# Material shown
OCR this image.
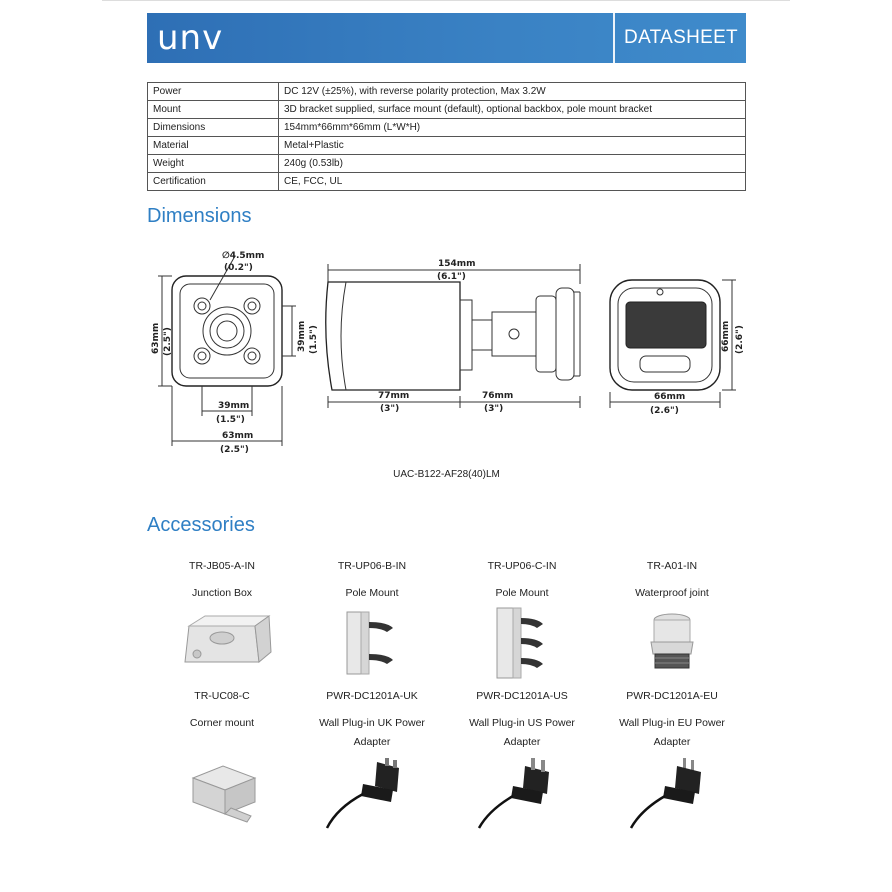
unv	DATASHEET
Power	DC 12V (±25%), with reverse polarity protection, Max 3.2W
Mount	3D bracket supplied, surface mount (default), optional backbox, pole mount bracket
Dimensions	154mm*66mm*66mm (L*W*H)
Material	Metal+Plastic
Weight	240g (0.53lb)
Certification	CE, FCC, UL
Dimensions
∅4.5mm
(0.2")
63mm (2.5")	39mm (1.5")
39mm
(1.5")
63mm
(2.5")
154mm
(6.1")
77mm
(3")
76mm
(3")
66mm (2.6")
66mm
(2.6")
UAC-B122-AF28(40)LM
Accessories
TR-JB05-A-IN
Junction Box
TR-UP06-B-IN
Pole Mount
TR-UP06-C-IN
Pole Mount
TR-A01-IN
Waterproof joint
TR-UC08-C
Corner mount
PWR-DC1201A-UK
Wall Plug-in UK Power
Adapter
PWR-DC1201A-US
Wall Plug-in US Power
Adapter
PWR-DC1201A-EU
Wall Plug-in EU Power
Adapter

# Stated exercise
Give every record back exactly as it reads, with no images.

# Solution for this problem
OCR this image.
unv	DATASHEET
Power	DC 12V (±25%), with reverse polarity protection, Max 3.2W
Mount	3D bracket supplied, surface mount (default), optional backbox, pole mount bracket
Dimensions	154mm*66mm*66mm (L*W*H)
Material	Metal+Plastic
Weight	240g (0.53lb)
Certification	CE, FCC, UL
Dimensions
∅4.5mm
(0.2")
63mm (2.5")	39mm (1.5")
39mm
(1.5")
63mm
(2.5")
154mm
(6.1")
77mm
(3")
76mm
(3")
66mm (2.6")
66mm
(2.6")
UAC-B122-AF28(40)LM
Accessories
TR-JB05-A-IN
Junction Box
TR-UP06-B-IN
Pole Mount
TR-UP06-C-IN
Pole Mount
TR-A01-IN
Waterproof joint
TR-UC08-C
Corner mount
PWR-DC1201A-UK
Wall Plug-in UK Power
Adapter
PWR-DC1201A-US
Wall Plug-in US Power
Adapter
PWR-DC1201A-EU
Wall Plug-in EU Power
Adapter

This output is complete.